» PASSAGE

▼▼▼

La présence du pape Léon XIV à la Divine Liturgie célébrée aux côtés du patriarche œcuménique Bartholomée Ier a réaffirmé publiquement l'engagement de Rome envers l'unité chrétienne, dans un contexte marqué par des tensions géopolitiques tant en Orient qu'en Occident. Ce geste a témoigné de la volonté de maintenir un canal de dialogue entre les deux grandes traditions chrétiennes.
Dans son homélie, le patriarche Bartholomée a souligné l'“unité spirituelle” entre les deux Églises, en désignant les apôtres Pierre et André comme fondements apostoliques de Rome et de Constantinople. Cependant, il a reconnu les graves obstacles théologiques qui continuent de bloquer la pleine communion.
Bartholomée a identifié le filioque et l'infaillibilité papale comme des “obstacles” qui doivent être résolus pour avancer vers l'unité. Le filioque exprime la doctrine occidentale selon laquelle l'Esprit Saint procède du Père et du Fils, tandis que l'infaillibilité se réfère au dogme catholique qui préserve le Pape de l'erreur lorsqu'il définit solennellement une doctrine de foi ou de morale.

▲▲▲

» DONNÉES SOURCES
▼▼▼

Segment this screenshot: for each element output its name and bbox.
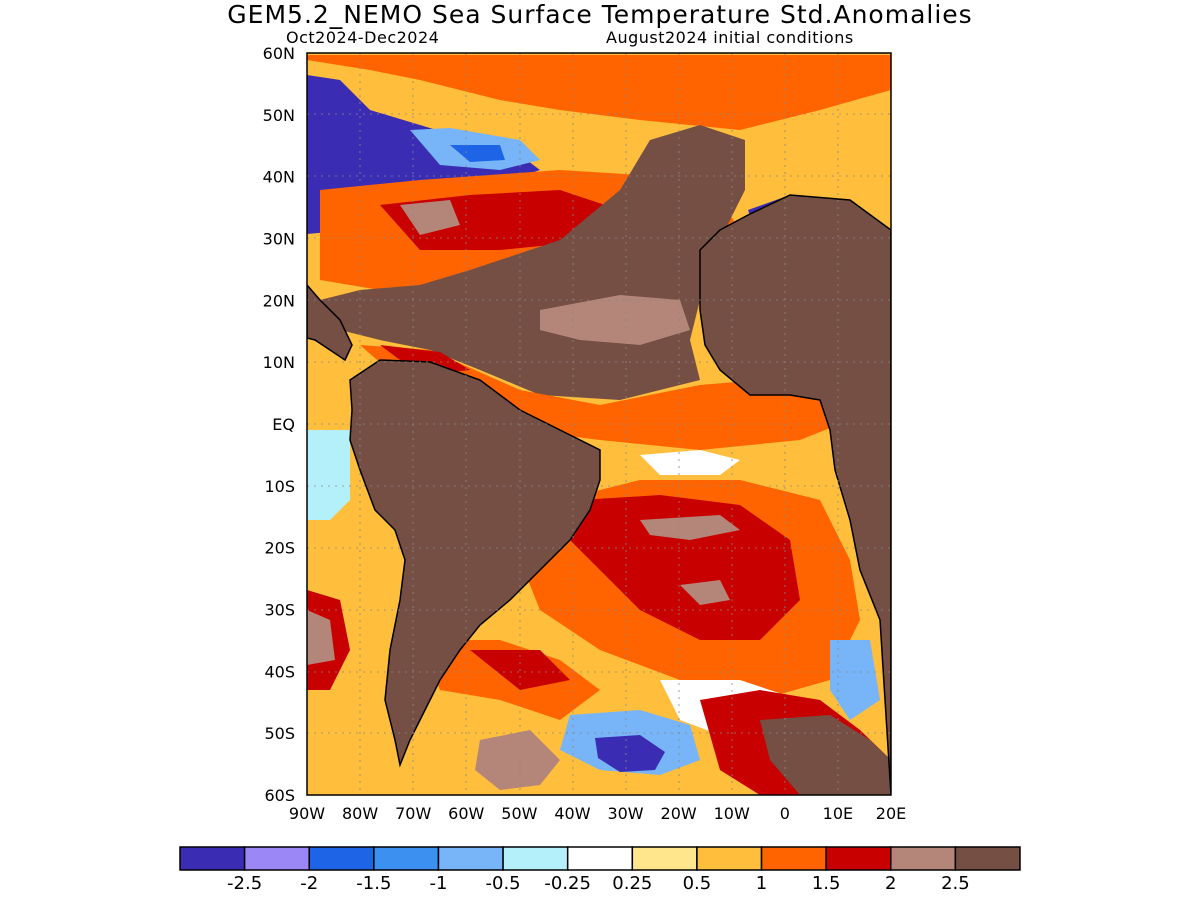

▲▲▲

» CONSIGNES DE L'EXERCICE
a) D'après le passage, quels apôtres le patriarche Bartholomée a-t-il désignés comme fondements apostoliques de Rome et de Constantinople ?
b) Recopiez dans le passage le segment qui va de « Dans son homélie, le » jusqu'à « la pleine communion. ».

» RÉPONSES PAR CONSIGNE
a) Pierre et André.

b)
Dans son homélie, le patriarche Bartholomée a souligné l'“unité spirituelle” entre les deux Églises, en désignant les apôtres Pierre et André comme fondements apostoliques de Rome et de Constantinople. Cependant, il a reconnu les graves obstacles théologiques qui continuent de bloquer la pleine communion.